WORK REQUIRED:
Pictures aside, quote the whole listing exactly.

MATERIAL TO PROCESS:
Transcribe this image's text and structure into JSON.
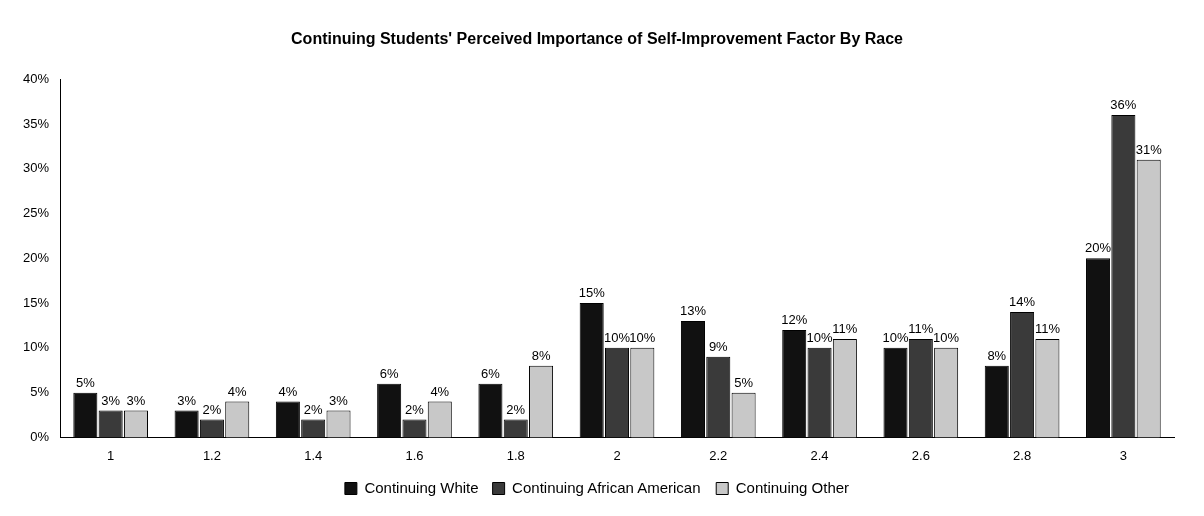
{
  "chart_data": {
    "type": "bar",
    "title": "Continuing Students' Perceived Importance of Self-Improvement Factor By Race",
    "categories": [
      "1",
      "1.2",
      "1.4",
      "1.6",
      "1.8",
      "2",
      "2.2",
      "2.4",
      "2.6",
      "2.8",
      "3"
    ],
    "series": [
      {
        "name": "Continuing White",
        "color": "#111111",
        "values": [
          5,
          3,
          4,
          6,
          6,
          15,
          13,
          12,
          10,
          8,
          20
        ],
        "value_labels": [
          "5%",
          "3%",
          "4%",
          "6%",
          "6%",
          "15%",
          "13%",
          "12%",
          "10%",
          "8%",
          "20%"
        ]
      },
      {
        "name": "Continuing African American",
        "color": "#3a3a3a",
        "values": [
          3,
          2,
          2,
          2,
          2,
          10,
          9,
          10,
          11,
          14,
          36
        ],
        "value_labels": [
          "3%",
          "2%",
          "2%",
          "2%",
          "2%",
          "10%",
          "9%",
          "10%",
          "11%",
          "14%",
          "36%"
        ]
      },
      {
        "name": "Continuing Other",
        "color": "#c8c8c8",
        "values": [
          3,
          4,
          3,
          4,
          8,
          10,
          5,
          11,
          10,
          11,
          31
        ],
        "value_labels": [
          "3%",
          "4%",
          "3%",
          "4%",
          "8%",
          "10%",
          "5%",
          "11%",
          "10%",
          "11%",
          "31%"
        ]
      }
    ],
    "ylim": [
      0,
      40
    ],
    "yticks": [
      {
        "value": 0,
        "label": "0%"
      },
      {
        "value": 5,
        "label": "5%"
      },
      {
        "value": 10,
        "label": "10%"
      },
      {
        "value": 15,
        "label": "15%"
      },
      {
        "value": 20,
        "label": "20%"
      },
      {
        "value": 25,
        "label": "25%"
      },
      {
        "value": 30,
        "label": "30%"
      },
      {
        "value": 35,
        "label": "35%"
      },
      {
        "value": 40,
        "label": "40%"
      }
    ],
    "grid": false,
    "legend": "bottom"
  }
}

ANSWER BELOW:
Transcribe this image's text and structure into JSON.
{
  "chart_data": {
    "type": "bar",
    "title": "Continuing Students' Perceived Importance of Self-Improvement Factor By Race",
    "categories": [
      "1",
      "1.2",
      "1.4",
      "1.6",
      "1.8",
      "2",
      "2.2",
      "2.4",
      "2.6",
      "2.8",
      "3"
    ],
    "series": [
      {
        "name": "Continuing White",
        "color": "#111111",
        "values": [
          5,
          3,
          4,
          6,
          6,
          15,
          13,
          12,
          10,
          8,
          20
        ],
        "value_labels": [
          "5%",
          "3%",
          "4%",
          "6%",
          "6%",
          "15%",
          "13%",
          "12%",
          "10%",
          "8%",
          "20%"
        ]
      },
      {
        "name": "Continuing African American",
        "color": "#3a3a3a",
        "values": [
          3,
          2,
          2,
          2,
          2,
          10,
          9,
          10,
          11,
          14,
          36
        ],
        "value_labels": [
          "3%",
          "2%",
          "2%",
          "2%",
          "2%",
          "10%",
          "9%",
          "10%",
          "11%",
          "14%",
          "36%"
        ]
      },
      {
        "name": "Continuing Other",
        "color": "#c8c8c8",
        "values": [
          3,
          4,
          3,
          4,
          8,
          10,
          5,
          11,
          10,
          11,
          31
        ],
        "value_labels": [
          "3%",
          "4%",
          "3%",
          "4%",
          "8%",
          "10%",
          "5%",
          "11%",
          "10%",
          "11%",
          "31%"
        ]
      }
    ],
    "ylim": [
      0,
      40
    ],
    "yticks": [
      {
        "value": 0,
        "label": "0%"
      },
      {
        "value": 5,
        "label": "5%"
      },
      {
        "value": 10,
        "label": "10%"
      },
      {
        "value": 15,
        "label": "15%"
      },
      {
        "value": 20,
        "label": "20%"
      },
      {
        "value": 25,
        "label": "25%"
      },
      {
        "value": 30,
        "label": "30%"
      },
      {
        "value": 35,
        "label": "35%"
      },
      {
        "value": 40,
        "label": "40%"
      }
    ],
    "grid": false,
    "legend": "bottom"
  }
}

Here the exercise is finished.